- [Short problem]
Copy each line exactly.

- [Extracted data]
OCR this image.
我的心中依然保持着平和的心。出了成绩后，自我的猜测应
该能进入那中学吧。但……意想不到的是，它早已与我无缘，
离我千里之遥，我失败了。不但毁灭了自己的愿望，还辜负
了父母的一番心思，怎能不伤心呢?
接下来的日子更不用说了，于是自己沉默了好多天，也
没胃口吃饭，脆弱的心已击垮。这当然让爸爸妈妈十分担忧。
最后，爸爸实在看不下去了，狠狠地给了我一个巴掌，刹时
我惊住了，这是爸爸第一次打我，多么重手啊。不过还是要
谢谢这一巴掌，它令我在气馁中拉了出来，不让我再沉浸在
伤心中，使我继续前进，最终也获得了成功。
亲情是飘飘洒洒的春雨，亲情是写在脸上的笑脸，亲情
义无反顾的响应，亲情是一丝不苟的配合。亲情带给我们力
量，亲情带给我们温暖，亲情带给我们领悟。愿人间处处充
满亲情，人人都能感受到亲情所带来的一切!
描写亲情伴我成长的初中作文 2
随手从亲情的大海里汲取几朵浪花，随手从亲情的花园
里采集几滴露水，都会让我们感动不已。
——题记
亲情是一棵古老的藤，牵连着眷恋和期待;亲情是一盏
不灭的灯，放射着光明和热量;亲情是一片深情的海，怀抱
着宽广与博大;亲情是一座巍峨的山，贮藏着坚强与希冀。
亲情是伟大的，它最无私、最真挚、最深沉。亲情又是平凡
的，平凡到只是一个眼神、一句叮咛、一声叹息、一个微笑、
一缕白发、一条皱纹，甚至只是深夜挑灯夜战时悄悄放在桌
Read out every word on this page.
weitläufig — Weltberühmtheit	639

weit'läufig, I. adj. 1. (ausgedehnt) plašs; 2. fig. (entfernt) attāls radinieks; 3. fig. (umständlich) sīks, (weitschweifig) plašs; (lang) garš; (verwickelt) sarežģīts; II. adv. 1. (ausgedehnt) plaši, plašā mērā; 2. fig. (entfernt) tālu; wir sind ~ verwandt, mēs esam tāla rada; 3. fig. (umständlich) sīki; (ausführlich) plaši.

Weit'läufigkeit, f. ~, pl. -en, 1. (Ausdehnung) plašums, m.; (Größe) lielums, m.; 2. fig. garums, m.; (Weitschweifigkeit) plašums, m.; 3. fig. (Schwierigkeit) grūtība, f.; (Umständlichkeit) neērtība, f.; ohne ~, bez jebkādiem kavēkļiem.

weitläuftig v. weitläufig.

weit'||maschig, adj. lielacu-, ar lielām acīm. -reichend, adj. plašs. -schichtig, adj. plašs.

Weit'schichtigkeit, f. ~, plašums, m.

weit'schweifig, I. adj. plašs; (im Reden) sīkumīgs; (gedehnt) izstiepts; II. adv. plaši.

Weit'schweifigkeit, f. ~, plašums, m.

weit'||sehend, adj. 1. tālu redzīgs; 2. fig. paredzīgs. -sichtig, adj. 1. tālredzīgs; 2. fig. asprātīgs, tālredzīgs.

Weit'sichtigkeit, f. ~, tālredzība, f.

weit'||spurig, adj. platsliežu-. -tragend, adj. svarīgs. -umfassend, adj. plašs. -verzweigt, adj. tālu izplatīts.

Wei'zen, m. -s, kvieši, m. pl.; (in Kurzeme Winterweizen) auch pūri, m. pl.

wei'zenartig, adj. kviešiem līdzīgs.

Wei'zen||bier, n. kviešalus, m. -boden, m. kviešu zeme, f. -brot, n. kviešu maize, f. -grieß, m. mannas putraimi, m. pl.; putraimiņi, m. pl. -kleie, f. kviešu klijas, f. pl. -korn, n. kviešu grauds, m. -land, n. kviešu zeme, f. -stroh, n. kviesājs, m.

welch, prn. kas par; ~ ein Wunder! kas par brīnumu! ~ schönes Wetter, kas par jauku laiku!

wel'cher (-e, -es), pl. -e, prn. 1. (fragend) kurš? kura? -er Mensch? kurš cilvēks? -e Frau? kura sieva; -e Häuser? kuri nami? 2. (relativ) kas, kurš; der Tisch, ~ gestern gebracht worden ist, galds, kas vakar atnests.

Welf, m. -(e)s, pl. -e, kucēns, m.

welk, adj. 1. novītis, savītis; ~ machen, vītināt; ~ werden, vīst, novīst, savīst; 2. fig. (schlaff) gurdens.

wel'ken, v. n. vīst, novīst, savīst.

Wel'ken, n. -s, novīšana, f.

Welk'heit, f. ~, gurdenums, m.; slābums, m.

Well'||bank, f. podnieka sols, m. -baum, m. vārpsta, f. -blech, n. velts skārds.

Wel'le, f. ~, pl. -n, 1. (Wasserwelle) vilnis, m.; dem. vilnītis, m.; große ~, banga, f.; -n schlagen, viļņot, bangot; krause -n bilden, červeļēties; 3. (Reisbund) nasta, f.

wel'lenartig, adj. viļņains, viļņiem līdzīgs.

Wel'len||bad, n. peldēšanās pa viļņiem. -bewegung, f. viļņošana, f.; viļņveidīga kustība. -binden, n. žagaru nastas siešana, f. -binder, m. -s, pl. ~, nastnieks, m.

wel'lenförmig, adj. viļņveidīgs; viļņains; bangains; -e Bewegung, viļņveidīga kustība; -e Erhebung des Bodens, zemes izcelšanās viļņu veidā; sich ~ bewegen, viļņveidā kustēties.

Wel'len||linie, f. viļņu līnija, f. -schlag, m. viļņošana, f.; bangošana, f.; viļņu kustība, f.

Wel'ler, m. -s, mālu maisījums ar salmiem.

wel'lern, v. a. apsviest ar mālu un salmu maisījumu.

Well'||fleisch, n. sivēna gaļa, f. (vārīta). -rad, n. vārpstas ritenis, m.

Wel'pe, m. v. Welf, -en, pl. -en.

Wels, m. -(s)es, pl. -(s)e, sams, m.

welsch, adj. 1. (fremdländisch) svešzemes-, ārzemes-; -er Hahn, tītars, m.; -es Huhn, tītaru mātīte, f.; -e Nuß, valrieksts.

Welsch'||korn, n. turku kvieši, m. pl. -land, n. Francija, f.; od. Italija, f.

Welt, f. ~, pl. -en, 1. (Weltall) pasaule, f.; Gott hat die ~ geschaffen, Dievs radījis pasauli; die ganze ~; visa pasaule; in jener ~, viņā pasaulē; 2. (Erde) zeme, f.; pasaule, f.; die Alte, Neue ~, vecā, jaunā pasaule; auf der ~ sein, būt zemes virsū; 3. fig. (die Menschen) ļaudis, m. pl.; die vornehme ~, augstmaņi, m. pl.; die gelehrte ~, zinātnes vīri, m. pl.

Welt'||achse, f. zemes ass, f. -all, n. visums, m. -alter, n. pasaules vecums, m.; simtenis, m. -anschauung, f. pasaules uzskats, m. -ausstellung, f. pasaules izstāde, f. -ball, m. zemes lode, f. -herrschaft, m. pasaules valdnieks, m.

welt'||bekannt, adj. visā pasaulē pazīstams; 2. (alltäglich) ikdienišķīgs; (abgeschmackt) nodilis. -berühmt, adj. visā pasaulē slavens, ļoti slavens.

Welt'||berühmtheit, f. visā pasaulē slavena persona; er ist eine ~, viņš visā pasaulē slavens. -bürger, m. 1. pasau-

- [Finished exercise]
OCR this image.
我的心中依然保持着平和的心。出了成绩后，自我的猜测应
该能进入那中学吧。但……意想不到的是，它早已与我无缘，
离我千里之遥，我失败了。不但毁灭了自己的愿望，还辜负
了父母的一番心思，怎能不伤心呢?
接下来的日子更不用说了，于是自己沉默了好多天，也
没胃口吃饭，脆弱的心已击垮。这当然让爸爸妈妈十分担忧。
最后，爸爸实在看不下去了，狠狠地给了我一个巴掌，刹时
我惊住了，这是爸爸第一次打我，多么重手啊。不过还是要
谢谢这一巴掌，它令我在气馁中拉了出来，不让我再沉浸在
伤心中，使我继续前进，最终也获得了成功。
亲情是飘飘洒洒的春雨，亲情是写在脸上的笑脸，亲情
义无反顾的响应，亲情是一丝不苟的配合。亲情带给我们力
量，亲情带给我们温暖，亲情带给我们领悟。愿人间处处充
满亲情，人人都能感受到亲情所带来的一切!
描写亲情伴我成长的初中作文 2
随手从亲情的大海里汲取几朵浪花，随手从亲情的花园
里采集几滴露水，都会让我们感动不已。
——题记
亲情是一棵古老的藤，牵连着眷恋和期待;亲情是一盏
不灭的灯，放射着光明和热量;亲情是一片深情的海，怀抱
着宽广与博大;亲情是一座巍峨的山，贮藏着坚强与希冀。
亲情是伟大的，它最无私、最真挚、最深沉。亲情又是平凡
的，平凡到只是一个眼神、一句叮咛、一声叹息、一个微笑、
一缕白发、一条皱纹，甚至只是深夜挑灯夜战时悄悄放在桌
Read out every word on this page.
weitläufig — Weltberühmtheit	639

weit'läufig, I. adj. 1. (ausgedehnt) plašs; 2. fig. (entfernt) attāls radinieks; 3. fig. (umständlich) sīks, (weitschweifig) plašs; (lang) garš; (verwickelt) sarežģīts; II. adv. 1. (ausgedehnt) plaši, plašā mērā; 2. fig. (entfernt) tālu; wir sind ~ verwandt, mēs esam tāla rada; 3. fig. (umständlich) sīki; (ausführlich) plaši.

Weit'läufigkeit, f. ~, pl. -en, 1. (Ausdehnung) plašums, m.; (Größe) lielums, m.; 2. fig. garums, m.; (Weitschweifigkeit) plašums, m.; 3. fig. (Schwierigkeit) grūtība, f.; (Umständlichkeit) neērtība, f.; ohne ~, bez jebkādiem kavēkļiem.

weitläuftig v. weitläufig.

weit'||maschig, adj. lielacu-, ar lielām acīm. -reichend, adj. plašs. -schichtig, adj. plašs.

Weit'schichtigkeit, f. ~, plašums, m.

weit'schweifig, I. adj. plašs; (im Reden) sīkumīgs; (gedehnt) izstiepts; II. adv. plaši.

Weit'schweifigkeit, f. ~, plašums, m.

weit'||sehend, adj. 1. tālu redzīgs; 2. fig. paredzīgs. -sichtig, adj. 1. tālredzīgs; 2. fig. asprātīgs, tālredzīgs.

Weit'sichtigkeit, f. ~, tālredzība, f.

weit'||spurig, adj. platsliežu-. -tragend, adj. svarīgs. -umfassend, adj. plašs. -verzweigt, adj. tālu izplatīts.

Wei'zen, m. -s, kvieši, m. pl.; (in Kurzeme Winterweizen) auch pūri, m. pl.

wei'zenartig, adj. kviešiem līdzīgs.

Wei'zen||bier, n. kviešalus, m. -boden, m. kviešu zeme, f. -brot, n. kviešu maize, f. -grieß, m. mannas putraimi, m. pl.; putraimiņi, m. pl. -kleie, f. kviešu klijas, f. pl. -korn, n. kviešu grauds, m. -land, n. kviešu zeme, f. -stroh, n. kviesājs, m.

welch, prn. kas par; ~ ein Wunder! kas par brīnumu! ~ schönes Wetter, kas par jauku laiku!

wel'cher (-e, -es), pl. -e, prn. 1. (fragend) kurš? kura? -er Mensch? kurš cilvēks? -e Frau? kura sieva; -e Häuser? kuri nami? 2. (relativ) kas, kurš; der Tisch, ~ gestern gebracht worden ist, galds, kas vakar atnests.

Welf, m. -(e)s, pl. -e, kucēns, m.

welk, adj. 1. novītis, savītis; ~ machen, vītināt; ~ werden, vīst, novīst, savīst; 2. fig. (schlaff) gurdens.

wel'ken, v. n. vīst, novīst, savīst.

Wel'ken, n. -s, novīšana, f.

Welk'heit, f. ~, gurdenums, m.; slābums, m.

Well'||bank, f. podnieka sols, m. -baum, m. vārpsta, f. -blech, n. velts skārds.

Wel'le, f. ~, pl. -n, 1. (Wasserwelle) vilnis, m.; dem. vilnītis, m.; große ~, banga, f.; -n schlagen, viļņot, bangot; krause -n bilden, červeļēties; 3. (Reisbund) nasta, f.

wel'lenartig, adj. viļņains, viļņiem līdzīgs.

Wel'len||bad, n. peldēšanās pa viļņiem. -bewegung, f. viļņošana, f.; viļņveidīga kustība. -binden, n. žagaru nastas siešana, f. -binder, m. -s, pl. ~, nastnieks, m.

wel'lenförmig, adj. viļņveidīgs; viļņains; bangains; -e Bewegung, viļņveidīga kustība; -e Erhebung des Bodens, zemes izcelšanās viļņu veidā; sich ~ bewegen, viļņveidā kustēties.

Wel'len||linie, f. viļņu līnija, f. -schlag, m. viļņošana, f.; bangošana, f.; viļņu kustība, f.

Wel'ler, m. -s, mālu maisījums ar salmiem.

wel'lern, v. a. apsviest ar mālu un salmu maisījumu.

Well'||fleisch, n. sivēna gaļa, f. (vārīta). -rad, n. vārpstas ritenis, m.

Wel'pe, m. v. Welf, -en, pl. -en.

Wels, m. -(s)es, pl. -(s)e, sams, m.

welsch, adj. 1. (fremdländisch) svešzemes-, ārzemes-; -er Hahn, tītars, m.; -es Huhn, tītaru mātīte, f.; -e Nuß, valrieksts.

Welsch'||korn, n. turku kvieši, m. pl. -land, n. Francija, f.; od. Italija, f.

Welt, f. ~, pl. -en, 1. (Weltall) pasaule, f.; Gott hat die ~ geschaffen, Dievs radījis pasauli; die ganze ~; visa pasaule; in jener ~, viņā pasaulē; 2. (Erde) zeme, f.; pasaule, f.; die Alte, Neue ~, vecā, jaunā pasaule; auf der ~ sein, būt zemes virsū; 3. fig. (die Menschen) ļaudis, m. pl.; die vornehme ~, augstmaņi, m. pl.; die gelehrte ~, zinātnes vīri, m. pl.

Welt'||achse, f. zemes ass, f. -all, n. visums, m. -alter, n. pasaules vecums, m.; simtenis, m. -anschauung, f. pasaules uzskats, m. -ausstellung, f. pasaules izstāde, f. -ball, m. zemes lode, f. -herrschaft, m. pasaules valdnieks, m.

welt'||bekannt, adj. visā pasaulē pazīstams; 2. (alltäglich) ikdienišķīgs; (abgeschmackt) nodilis. -berühmt, adj. visā pasaulē slavens, ļoti slavens.

Welt'||berühmtheit, f. visā pasaulē slavena persona; er ist eine ~, viņš visā pasaulē slavens. -bürger, m. 1. pasau-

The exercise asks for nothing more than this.